Set task - Output the full listing word for word.

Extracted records
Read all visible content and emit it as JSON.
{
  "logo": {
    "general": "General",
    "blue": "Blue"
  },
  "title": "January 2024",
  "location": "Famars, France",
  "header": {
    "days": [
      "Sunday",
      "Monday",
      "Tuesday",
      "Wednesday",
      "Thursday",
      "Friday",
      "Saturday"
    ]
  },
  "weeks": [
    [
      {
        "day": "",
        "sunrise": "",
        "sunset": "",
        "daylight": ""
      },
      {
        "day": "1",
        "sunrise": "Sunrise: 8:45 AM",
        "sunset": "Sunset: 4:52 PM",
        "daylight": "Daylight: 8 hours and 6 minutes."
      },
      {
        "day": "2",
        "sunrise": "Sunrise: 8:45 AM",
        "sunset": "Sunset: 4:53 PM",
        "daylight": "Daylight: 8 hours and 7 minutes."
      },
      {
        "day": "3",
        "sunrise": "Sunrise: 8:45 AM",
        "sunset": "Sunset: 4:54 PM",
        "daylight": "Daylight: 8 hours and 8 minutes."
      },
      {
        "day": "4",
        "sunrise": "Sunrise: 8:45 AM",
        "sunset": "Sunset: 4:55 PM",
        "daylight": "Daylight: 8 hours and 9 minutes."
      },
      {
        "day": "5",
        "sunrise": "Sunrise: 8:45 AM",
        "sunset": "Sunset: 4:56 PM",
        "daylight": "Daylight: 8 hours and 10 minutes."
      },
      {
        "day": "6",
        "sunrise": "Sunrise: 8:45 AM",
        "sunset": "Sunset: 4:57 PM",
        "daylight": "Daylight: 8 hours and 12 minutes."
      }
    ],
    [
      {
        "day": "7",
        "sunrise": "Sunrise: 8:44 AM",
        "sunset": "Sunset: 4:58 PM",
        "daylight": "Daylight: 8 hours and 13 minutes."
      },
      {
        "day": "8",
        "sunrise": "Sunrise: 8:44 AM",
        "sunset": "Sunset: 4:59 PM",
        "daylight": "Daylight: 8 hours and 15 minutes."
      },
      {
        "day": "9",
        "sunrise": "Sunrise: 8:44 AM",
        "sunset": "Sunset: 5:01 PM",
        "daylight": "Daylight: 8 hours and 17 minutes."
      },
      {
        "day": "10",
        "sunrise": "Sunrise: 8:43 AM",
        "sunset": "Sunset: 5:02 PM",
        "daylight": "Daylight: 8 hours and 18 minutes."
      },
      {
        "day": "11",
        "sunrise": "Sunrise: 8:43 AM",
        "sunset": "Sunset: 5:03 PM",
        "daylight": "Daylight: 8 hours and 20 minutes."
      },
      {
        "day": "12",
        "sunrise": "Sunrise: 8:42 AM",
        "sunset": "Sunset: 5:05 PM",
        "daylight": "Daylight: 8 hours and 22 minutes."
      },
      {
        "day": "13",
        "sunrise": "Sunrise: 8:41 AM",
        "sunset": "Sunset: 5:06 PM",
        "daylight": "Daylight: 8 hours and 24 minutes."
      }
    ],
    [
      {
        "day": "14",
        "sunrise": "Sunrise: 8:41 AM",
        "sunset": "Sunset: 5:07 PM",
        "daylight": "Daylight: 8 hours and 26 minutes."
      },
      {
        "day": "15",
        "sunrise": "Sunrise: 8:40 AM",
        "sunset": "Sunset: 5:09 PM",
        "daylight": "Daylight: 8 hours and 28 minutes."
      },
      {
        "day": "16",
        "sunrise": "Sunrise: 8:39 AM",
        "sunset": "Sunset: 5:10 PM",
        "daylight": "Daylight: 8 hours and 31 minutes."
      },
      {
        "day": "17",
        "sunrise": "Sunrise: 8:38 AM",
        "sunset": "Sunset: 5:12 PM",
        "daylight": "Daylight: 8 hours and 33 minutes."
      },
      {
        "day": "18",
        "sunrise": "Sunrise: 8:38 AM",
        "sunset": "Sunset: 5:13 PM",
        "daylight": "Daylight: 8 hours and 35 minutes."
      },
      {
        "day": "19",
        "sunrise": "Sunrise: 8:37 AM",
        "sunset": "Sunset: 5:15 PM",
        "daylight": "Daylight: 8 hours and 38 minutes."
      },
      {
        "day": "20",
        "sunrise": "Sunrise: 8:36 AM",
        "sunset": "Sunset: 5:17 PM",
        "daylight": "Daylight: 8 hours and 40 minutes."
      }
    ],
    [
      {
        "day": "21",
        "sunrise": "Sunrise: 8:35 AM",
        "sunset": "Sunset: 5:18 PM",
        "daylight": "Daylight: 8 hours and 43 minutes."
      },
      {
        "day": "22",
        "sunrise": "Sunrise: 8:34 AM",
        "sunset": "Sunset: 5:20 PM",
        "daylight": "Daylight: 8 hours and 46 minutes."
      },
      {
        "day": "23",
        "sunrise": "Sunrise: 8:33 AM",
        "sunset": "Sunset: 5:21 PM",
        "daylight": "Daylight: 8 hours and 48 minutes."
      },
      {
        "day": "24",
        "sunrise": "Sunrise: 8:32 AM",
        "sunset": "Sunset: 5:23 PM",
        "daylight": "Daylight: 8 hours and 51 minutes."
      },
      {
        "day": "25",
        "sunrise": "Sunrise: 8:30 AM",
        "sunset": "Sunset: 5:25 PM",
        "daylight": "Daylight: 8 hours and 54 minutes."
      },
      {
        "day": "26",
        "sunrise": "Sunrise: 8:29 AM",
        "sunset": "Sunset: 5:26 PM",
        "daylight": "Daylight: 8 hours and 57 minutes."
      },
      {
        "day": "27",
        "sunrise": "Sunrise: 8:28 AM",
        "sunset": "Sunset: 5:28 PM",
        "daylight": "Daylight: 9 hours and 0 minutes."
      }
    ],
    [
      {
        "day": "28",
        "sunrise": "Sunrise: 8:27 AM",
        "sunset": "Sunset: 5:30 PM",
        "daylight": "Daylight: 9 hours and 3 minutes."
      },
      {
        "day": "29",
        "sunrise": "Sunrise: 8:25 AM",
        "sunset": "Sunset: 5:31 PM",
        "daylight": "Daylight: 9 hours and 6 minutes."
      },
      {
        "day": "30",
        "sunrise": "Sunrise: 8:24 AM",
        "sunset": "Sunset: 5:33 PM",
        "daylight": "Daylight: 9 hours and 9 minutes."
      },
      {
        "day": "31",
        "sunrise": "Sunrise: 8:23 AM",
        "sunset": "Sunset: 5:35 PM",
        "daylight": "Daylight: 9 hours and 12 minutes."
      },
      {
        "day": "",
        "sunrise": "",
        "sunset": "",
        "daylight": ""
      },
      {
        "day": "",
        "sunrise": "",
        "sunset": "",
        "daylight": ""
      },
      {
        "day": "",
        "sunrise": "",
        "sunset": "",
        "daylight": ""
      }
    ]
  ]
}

Solution to this problem -
Read all visible content and emit it as JSON.
{
  "logo": {
    "general": "General",
    "blue": "Blue"
  },
  "title": "January 2024",
  "location": "Famars, France",
  "header": {
    "days": [
      "Sunday",
      "Monday",
      "Tuesday",
      "Wednesday",
      "Thursday",
      "Friday",
      "Saturday"
    ]
  },
  "weeks": [
    [
      {
        "day": "",
        "sunrise": "",
        "sunset": "",
        "daylight": ""
      },
      {
        "day": "1",
        "sunrise": "Sunrise: 8:45 AM",
        "sunset": "Sunset: 4:52 PM",
        "daylight": "Daylight: 8 hours and 6 minutes."
      },
      {
        "day": "2",
        "sunrise": "Sunrise: 8:45 AM",
        "sunset": "Sunset: 4:53 PM",
        "daylight": "Daylight: 8 hours and 7 minutes."
      },
      {
        "day": "3",
        "sunrise": "Sunrise: 8:45 AM",
        "sunset": "Sunset: 4:54 PM",
        "daylight": "Daylight: 8 hours and 8 minutes."
      },
      {
        "day": "4",
        "sunrise": "Sunrise: 8:45 AM",
        "sunset": "Sunset: 4:55 PM",
        "daylight": "Daylight: 8 hours and 9 minutes."
      },
      {
        "day": "5",
        "sunrise": "Sunrise: 8:45 AM",
        "sunset": "Sunset: 4:56 PM",
        "daylight": "Daylight: 8 hours and 10 minutes."
      },
      {
        "day": "6",
        "sunrise": "Sunrise: 8:45 AM",
        "sunset": "Sunset: 4:57 PM",
        "daylight": "Daylight: 8 hours and 12 minutes."
      }
    ],
    [
      {
        "day": "7",
        "sunrise": "Sunrise: 8:44 AM",
        "sunset": "Sunset: 4:58 PM",
        "daylight": "Daylight: 8 hours and 13 minutes."
      },
      {
        "day": "8",
        "sunrise": "Sunrise: 8:44 AM",
        "sunset": "Sunset: 4:59 PM",
        "daylight": "Daylight: 8 hours and 15 minutes."
      },
      {
        "day": "9",
        "sunrise": "Sunrise: 8:44 AM",
        "sunset": "Sunset: 5:01 PM",
        "daylight": "Daylight: 8 hours and 17 minutes."
      },
      {
        "day": "10",
        "sunrise": "Sunrise: 8:43 AM",
        "sunset": "Sunset: 5:02 PM",
        "daylight": "Daylight: 8 hours and 18 minutes."
      },
      {
        "day": "11",
        "sunrise": "Sunrise: 8:43 AM",
        "sunset": "Sunset: 5:03 PM",
        "daylight": "Daylight: 8 hours and 20 minutes."
      },
      {
        "day": "12",
        "sunrise": "Sunrise: 8:42 AM",
        "sunset": "Sunset: 5:05 PM",
        "daylight": "Daylight: 8 hours and 22 minutes."
      },
      {
        "day": "13",
        "sunrise": "Sunrise: 8:41 AM",
        "sunset": "Sunset: 5:06 PM",
        "daylight": "Daylight: 8 hours and 24 minutes."
      }
    ],
    [
      {
        "day": "14",
        "sunrise": "Sunrise: 8:41 AM",
        "sunset": "Sunset: 5:07 PM",
        "daylight": "Daylight: 8 hours and 26 minutes."
      },
      {
        "day": "15",
        "sunrise": "Sunrise: 8:40 AM",
        "sunset": "Sunset: 5:09 PM",
        "daylight": "Daylight: 8 hours and 28 minutes."
      },
      {
        "day": "16",
        "sunrise": "Sunrise: 8:39 AM",
        "sunset": "Sunset: 5:10 PM",
        "daylight": "Daylight: 8 hours and 31 minutes."
      },
      {
        "day": "17",
        "sunrise": "Sunrise: 8:38 AM",
        "sunset": "Sunset: 5:12 PM",
        "daylight": "Daylight: 8 hours and 33 minutes."
      },
      {
        "day": "18",
        "sunrise": "Sunrise: 8:38 AM",
        "sunset": "Sunset: 5:13 PM",
        "daylight": "Daylight: 8 hours and 35 minutes."
      },
      {
        "day": "19",
        "sunrise": "Sunrise: 8:37 AM",
        "sunset": "Sunset: 5:15 PM",
        "daylight": "Daylight: 8 hours and 38 minutes."
      },
      {
        "day": "20",
        "sunrise": "Sunrise: 8:36 AM",
        "sunset": "Sunset: 5:17 PM",
        "daylight": "Daylight: 8 hours and 40 minutes."
      }
    ],
    [
      {
        "day": "21",
        "sunrise": "Sunrise: 8:35 AM",
        "sunset": "Sunset: 5:18 PM",
        "daylight": "Daylight: 8 hours and 43 minutes."
      },
      {
        "day": "22",
        "sunrise": "Sunrise: 8:34 AM",
        "sunset": "Sunset: 5:20 PM",
        "daylight": "Daylight: 8 hours and 46 minutes."
      },
      {
        "day": "23",
        "sunrise": "Sunrise: 8:33 AM",
        "sunset": "Sunset: 5:21 PM",
        "daylight": "Daylight: 8 hours and 48 minutes."
      },
      {
        "day": "24",
        "sunrise": "Sunrise: 8:32 AM",
        "sunset": "Sunset: 5:23 PM",
        "daylight": "Daylight: 8 hours and 51 minutes."
      },
      {
        "day": "25",
        "sunrise": "Sunrise: 8:30 AM",
        "sunset": "Sunset: 5:25 PM",
        "daylight": "Daylight: 8 hours and 54 minutes."
      },
      {
        "day": "26",
        "sunrise": "Sunrise: 8:29 AM",
        "sunset": "Sunset: 5:26 PM",
        "daylight": "Daylight: 8 hours and 57 minutes."
      },
      {
        "day": "27",
        "sunrise": "Sunrise: 8:28 AM",
        "sunset": "Sunset: 5:28 PM",
        "daylight": "Daylight: 9 hours and 0 minutes."
      }
    ],
    [
      {
        "day": "28",
        "sunrise": "Sunrise: 8:27 AM",
        "sunset": "Sunset: 5:30 PM",
        "daylight": "Daylight: 9 hours and 3 minutes."
      },
      {
        "day": "29",
        "sunrise": "Sunrise: 8:25 AM",
        "sunset": "Sunset: 5:31 PM",
        "daylight": "Daylight: 9 hours and 6 minutes."
      },
      {
        "day": "30",
        "sunrise": "Sunrise: 8:24 AM",
        "sunset": "Sunset: 5:33 PM",
        "daylight": "Daylight: 9 hours and 9 minutes."
      },
      {
        "day": "31",
        "sunrise": "Sunrise: 8:23 AM",
        "sunset": "Sunset: 5:35 PM",
        "daylight": "Daylight: 9 hours and 12 minutes."
      },
      {
        "day": "",
        "sunrise": "",
        "sunset": "",
        "daylight": ""
      },
      {
        "day": "",
        "sunrise": "",
        "sunset": "",
        "daylight": ""
      },
      {
        "day": "",
        "sunrise": "",
        "sunset": "",
        "daylight": ""
      }
    ]
  ]
}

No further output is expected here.